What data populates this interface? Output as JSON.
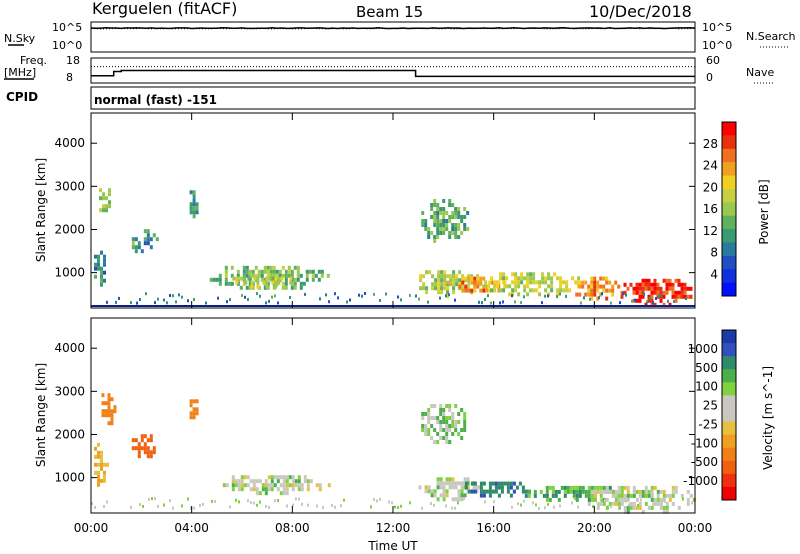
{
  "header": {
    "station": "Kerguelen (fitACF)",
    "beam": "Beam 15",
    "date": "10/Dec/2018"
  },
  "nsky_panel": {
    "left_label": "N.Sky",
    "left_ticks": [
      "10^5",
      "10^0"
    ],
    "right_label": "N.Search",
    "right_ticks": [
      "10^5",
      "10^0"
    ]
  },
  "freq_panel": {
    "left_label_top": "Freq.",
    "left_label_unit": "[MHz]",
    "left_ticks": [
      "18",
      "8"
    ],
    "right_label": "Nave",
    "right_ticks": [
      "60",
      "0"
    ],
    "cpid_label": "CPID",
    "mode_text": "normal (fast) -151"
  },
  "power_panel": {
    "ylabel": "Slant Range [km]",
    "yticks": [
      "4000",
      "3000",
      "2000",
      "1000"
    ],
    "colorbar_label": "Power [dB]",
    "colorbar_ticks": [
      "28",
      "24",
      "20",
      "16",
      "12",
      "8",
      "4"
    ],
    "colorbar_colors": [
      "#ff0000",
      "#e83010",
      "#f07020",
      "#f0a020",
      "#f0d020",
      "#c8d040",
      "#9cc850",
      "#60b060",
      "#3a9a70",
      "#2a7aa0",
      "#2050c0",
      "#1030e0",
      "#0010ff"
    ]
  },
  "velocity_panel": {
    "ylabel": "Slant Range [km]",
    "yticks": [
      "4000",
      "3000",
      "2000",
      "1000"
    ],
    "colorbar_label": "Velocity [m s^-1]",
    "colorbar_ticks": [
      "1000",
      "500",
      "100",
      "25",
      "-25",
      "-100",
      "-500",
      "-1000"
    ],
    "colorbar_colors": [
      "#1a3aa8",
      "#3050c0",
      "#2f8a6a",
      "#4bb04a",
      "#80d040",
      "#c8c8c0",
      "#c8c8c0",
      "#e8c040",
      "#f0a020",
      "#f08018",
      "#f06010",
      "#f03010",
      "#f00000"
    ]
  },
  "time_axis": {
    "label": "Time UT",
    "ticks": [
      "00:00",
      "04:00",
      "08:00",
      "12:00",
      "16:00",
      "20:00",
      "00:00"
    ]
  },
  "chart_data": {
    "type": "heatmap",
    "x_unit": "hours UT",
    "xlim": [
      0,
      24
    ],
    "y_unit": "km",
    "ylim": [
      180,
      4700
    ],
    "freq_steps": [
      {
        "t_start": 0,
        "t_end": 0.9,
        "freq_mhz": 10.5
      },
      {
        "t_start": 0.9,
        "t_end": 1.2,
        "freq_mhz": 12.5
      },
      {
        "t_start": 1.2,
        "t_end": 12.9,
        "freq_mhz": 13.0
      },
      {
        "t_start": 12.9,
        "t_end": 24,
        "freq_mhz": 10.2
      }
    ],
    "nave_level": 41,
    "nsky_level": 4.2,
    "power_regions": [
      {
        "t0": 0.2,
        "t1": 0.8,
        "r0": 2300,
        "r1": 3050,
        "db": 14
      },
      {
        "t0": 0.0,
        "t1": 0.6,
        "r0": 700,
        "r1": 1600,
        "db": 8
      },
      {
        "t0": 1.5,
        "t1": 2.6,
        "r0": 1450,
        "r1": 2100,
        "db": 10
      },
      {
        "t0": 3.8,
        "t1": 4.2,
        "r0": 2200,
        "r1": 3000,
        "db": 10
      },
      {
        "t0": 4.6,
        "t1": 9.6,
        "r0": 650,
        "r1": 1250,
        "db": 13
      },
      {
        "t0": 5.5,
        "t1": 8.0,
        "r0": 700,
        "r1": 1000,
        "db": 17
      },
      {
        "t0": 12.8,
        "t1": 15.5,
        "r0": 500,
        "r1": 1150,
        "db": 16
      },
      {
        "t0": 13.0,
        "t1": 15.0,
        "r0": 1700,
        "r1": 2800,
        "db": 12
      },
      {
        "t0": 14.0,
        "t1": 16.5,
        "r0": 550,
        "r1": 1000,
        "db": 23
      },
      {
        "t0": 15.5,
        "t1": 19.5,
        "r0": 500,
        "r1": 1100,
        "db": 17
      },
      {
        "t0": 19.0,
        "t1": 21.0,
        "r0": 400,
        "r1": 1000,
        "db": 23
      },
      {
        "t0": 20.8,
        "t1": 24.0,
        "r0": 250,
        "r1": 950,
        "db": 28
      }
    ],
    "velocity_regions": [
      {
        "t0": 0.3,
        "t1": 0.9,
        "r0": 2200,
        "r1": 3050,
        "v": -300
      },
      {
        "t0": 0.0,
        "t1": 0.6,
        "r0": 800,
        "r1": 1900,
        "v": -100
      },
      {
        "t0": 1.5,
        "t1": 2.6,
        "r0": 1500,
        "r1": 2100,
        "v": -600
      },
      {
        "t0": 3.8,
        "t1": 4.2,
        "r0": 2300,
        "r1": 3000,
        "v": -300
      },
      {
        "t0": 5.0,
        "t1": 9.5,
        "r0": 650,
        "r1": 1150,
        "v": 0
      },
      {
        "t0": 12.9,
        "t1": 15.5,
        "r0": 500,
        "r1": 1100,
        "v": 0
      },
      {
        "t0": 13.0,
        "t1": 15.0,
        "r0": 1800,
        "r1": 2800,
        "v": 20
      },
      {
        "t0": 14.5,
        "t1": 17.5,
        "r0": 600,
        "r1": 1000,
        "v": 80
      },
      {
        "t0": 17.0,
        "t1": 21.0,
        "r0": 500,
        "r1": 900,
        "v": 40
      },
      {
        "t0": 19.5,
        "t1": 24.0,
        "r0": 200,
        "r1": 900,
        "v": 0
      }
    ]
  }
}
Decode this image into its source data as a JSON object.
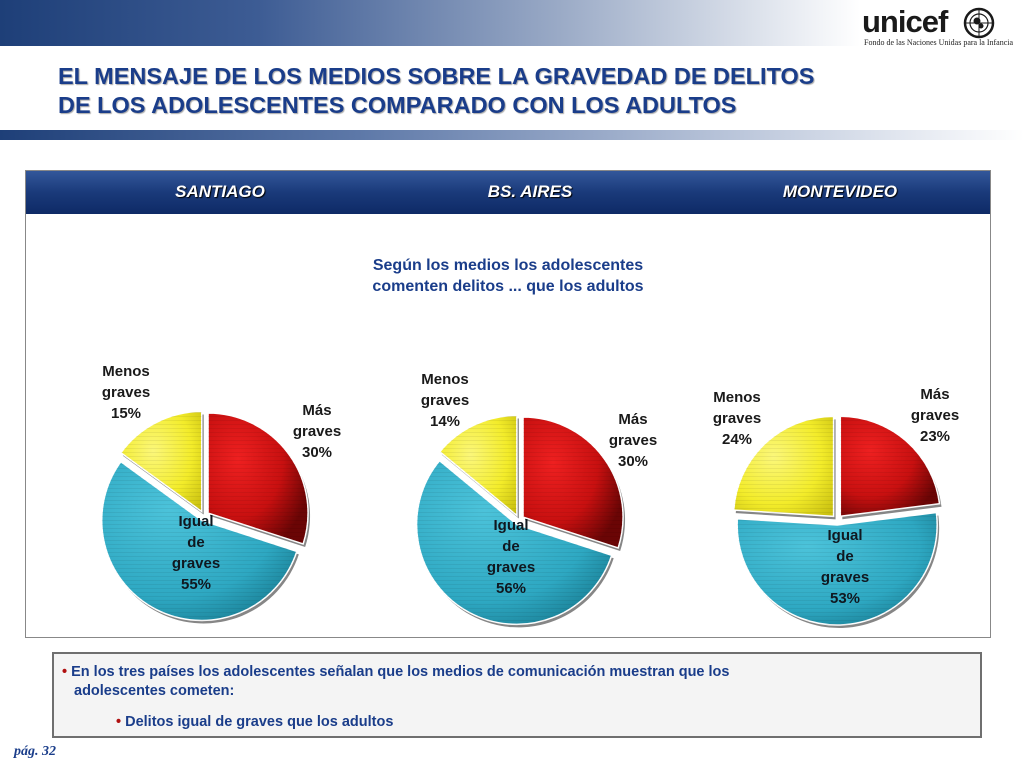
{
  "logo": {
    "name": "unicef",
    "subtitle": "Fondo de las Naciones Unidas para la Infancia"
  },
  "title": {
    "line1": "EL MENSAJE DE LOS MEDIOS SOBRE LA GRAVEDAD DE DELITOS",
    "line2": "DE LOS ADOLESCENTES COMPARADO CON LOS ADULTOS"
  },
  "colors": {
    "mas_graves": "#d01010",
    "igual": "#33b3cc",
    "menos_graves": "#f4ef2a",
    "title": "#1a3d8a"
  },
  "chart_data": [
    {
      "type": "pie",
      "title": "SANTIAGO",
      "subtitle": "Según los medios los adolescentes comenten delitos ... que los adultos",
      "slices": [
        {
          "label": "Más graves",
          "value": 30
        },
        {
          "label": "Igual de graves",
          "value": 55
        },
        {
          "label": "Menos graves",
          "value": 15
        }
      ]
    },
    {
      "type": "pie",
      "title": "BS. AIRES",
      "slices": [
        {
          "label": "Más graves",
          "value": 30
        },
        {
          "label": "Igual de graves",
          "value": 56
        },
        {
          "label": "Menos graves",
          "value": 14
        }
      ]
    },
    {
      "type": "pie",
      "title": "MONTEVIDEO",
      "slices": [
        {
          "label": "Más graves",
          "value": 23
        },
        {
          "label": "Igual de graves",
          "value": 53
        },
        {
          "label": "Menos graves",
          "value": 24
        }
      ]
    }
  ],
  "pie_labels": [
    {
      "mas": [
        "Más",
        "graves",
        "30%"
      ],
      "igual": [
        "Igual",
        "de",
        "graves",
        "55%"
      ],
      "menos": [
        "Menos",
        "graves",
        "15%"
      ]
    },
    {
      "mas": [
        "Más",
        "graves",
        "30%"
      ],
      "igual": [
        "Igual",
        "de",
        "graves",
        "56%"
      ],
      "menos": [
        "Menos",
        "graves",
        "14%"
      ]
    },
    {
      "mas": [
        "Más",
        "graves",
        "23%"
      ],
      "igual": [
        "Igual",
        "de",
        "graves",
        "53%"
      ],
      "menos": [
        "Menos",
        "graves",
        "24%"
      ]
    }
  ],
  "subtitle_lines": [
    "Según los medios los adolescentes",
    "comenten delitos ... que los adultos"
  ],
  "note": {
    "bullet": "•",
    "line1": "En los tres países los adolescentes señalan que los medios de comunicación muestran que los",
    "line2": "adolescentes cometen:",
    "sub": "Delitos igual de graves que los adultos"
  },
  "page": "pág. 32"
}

> Task instructions
Where a line of the data holds "value", show that line.

> Solution for this exercise
          "value": 30
          "value": 55
          "value": 15
          "value": 30
          "value": 56
          "value": 14
          "value": 23
          "value": 53
          "value": 24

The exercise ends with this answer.